#### Task goal:
Check each line below for "text" and report how many have it, nothing else.

(Dataset records)
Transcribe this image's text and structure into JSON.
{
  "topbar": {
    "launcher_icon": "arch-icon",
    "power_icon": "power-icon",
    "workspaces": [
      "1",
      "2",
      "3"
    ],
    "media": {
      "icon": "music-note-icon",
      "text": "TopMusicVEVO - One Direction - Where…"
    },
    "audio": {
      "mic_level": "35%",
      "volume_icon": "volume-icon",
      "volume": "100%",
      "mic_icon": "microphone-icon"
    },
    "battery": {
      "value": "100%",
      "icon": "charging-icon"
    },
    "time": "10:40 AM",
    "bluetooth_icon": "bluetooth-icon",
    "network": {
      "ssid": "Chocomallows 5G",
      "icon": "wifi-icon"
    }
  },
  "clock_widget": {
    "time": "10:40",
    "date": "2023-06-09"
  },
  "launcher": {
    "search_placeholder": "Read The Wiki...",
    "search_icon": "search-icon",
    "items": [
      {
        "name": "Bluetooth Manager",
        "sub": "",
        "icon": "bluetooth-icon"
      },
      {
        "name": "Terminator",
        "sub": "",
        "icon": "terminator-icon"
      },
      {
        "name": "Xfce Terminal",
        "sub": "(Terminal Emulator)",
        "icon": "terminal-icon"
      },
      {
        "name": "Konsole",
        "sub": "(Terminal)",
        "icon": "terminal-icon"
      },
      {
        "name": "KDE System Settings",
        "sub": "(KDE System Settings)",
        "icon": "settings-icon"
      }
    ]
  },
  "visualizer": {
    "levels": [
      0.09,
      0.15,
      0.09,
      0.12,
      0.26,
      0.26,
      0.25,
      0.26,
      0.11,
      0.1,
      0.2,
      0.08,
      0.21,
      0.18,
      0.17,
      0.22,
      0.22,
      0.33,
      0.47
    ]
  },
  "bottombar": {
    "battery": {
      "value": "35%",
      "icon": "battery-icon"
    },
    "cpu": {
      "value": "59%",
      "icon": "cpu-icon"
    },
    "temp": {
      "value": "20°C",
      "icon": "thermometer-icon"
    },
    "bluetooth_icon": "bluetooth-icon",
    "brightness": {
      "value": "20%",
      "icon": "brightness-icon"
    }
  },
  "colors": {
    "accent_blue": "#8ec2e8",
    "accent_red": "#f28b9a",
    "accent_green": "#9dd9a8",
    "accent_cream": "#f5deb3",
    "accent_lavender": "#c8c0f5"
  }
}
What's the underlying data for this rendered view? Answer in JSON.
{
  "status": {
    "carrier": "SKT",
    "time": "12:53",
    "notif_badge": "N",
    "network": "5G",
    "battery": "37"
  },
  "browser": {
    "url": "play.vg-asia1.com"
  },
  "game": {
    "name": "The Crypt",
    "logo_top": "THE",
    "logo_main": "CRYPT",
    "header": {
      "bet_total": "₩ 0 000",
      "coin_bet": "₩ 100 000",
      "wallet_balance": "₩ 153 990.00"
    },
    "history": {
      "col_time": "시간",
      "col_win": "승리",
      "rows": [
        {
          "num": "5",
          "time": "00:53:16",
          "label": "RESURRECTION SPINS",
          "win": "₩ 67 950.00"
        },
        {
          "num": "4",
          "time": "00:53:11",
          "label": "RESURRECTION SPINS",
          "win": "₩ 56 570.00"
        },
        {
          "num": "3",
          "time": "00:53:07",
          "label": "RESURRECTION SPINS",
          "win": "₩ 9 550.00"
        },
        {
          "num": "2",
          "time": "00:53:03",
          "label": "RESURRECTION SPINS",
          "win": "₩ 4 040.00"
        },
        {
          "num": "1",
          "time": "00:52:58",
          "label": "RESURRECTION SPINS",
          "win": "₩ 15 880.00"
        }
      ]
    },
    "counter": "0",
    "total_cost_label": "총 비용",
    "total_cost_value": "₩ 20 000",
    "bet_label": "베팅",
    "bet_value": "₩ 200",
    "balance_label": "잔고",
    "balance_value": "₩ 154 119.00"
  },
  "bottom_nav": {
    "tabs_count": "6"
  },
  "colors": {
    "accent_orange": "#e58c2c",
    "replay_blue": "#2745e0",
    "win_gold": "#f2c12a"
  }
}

#### Solution below:
2